### How to complete this task
Copy the passage on authoritarian image control between "Here’s how they" and "opposition is weak.", inclusive, switching "dissent" to "criticism".

### Selected excerpt
Authoritarians don’t need tanks to take power. They need TV stations, newspapers, and social media to create the illusion of invincibility. If they can project total control, people fall in line, especially when times feel chaotic and unsafe.
In the first post of this series, I laid out the core dynamic of democratic decline: a massive information war. On one side is the public. On the other, a would-be autocrat trying to stay in power permanently. Both try to convince the other they are stronger, larger, more determined. But what matters isn’t who’s stronger, it’s who looks stronger.
That’s why image control is everything.
Why Performance Works
Authoritarian regimes survive by projecting strength. They want people to believe resistance is a waste of time, that everyone is happy, that the leader is wildly popular even if support is fake.
This illusion does three things:
It deters opposition.
It keeps elites in line.
It creates momentum: people fall in line with what they think is inevitable.
But autocrats have vulnerabilities. Their popularity can plummet. Major business elites can defect. Military support can be elusive. The media could stop velvet-gloving him. So they work hard to keep those cracks hidden.
Here’s how they do it.
Tool #1: Control the Media
The first step is to shape what people see, hear, and read. They don’t ban dissent - that’s too obvious. They just flood the system with narratives that reinforce the leader’s story: they are strong, the opposition is weak.

[Structured page parsing data]
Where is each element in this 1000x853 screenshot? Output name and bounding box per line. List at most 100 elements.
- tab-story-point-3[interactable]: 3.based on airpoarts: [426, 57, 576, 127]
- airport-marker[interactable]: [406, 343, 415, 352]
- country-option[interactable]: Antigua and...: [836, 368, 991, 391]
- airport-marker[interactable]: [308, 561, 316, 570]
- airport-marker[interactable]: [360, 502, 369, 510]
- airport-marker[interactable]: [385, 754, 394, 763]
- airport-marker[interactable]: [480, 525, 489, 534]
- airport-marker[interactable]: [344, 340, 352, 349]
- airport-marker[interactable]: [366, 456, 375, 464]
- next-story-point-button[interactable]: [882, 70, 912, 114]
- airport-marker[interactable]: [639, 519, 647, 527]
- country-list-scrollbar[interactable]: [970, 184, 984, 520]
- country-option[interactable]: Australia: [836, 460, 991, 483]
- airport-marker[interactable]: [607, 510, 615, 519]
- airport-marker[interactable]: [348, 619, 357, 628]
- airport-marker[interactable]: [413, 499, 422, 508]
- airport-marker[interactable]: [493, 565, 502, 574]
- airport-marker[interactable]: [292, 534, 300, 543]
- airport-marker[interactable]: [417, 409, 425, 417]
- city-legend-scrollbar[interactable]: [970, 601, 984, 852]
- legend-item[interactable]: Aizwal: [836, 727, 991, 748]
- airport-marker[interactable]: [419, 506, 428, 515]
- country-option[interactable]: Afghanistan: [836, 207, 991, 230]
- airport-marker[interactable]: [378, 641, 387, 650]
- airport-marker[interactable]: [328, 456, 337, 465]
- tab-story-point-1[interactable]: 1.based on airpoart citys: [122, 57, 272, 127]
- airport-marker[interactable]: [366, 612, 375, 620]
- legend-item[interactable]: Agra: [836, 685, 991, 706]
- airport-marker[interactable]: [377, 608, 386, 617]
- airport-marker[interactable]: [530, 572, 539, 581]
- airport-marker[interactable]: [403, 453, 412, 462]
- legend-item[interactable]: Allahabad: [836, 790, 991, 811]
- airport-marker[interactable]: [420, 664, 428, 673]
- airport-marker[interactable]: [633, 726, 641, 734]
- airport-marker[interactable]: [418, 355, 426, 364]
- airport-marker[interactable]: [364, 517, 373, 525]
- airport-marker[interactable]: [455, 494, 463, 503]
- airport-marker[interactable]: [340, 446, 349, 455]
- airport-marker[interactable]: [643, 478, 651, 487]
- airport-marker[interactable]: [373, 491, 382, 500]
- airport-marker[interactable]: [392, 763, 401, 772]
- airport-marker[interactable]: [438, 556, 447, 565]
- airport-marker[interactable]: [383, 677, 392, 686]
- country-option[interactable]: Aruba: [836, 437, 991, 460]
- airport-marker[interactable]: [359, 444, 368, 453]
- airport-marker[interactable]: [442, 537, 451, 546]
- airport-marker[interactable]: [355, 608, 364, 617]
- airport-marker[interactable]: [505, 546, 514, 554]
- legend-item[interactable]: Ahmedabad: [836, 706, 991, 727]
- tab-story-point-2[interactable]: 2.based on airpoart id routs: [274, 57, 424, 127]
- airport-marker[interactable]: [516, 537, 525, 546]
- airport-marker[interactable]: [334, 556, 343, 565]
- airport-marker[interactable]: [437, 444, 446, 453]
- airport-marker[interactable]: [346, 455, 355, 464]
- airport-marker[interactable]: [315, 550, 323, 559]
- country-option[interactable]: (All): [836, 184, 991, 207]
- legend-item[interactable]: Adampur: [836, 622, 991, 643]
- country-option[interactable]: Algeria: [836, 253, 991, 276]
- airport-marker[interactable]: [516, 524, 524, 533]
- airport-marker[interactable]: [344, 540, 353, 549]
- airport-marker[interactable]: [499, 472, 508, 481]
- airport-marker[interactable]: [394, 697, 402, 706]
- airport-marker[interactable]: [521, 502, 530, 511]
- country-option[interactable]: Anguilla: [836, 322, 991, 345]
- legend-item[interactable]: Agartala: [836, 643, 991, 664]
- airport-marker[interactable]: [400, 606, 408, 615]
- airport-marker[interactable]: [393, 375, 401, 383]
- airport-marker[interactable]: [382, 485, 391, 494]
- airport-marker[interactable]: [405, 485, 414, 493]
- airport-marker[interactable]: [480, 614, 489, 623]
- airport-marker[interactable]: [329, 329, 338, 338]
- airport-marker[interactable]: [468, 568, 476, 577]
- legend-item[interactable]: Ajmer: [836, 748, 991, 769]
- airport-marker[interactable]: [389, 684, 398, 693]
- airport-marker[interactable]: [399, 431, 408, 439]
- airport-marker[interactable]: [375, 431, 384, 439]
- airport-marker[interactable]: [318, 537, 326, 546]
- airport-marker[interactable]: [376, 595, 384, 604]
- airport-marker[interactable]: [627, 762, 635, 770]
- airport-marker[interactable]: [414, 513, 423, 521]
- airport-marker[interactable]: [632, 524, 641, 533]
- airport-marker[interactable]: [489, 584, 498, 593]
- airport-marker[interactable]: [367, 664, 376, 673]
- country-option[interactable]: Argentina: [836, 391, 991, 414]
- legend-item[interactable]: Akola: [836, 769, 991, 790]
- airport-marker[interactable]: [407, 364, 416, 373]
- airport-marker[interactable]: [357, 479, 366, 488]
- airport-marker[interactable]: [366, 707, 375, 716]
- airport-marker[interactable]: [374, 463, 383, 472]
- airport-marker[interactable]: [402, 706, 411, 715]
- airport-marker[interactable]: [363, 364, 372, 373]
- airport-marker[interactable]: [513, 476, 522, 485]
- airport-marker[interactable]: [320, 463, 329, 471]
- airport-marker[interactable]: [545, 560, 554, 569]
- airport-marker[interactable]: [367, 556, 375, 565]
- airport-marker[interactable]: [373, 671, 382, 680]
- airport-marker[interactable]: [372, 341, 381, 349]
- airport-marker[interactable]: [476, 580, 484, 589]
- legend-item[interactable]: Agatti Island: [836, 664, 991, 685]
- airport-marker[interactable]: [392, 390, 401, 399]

### The answer
Here’s how they do it.
Tool #1: Control the Media
The first step is to shape what people see, hear, and read. They don’t ban criticism - that’s too obvious. They just flood the system with narratives that reinforce the leader’s story: they are strong, the opposition is weak.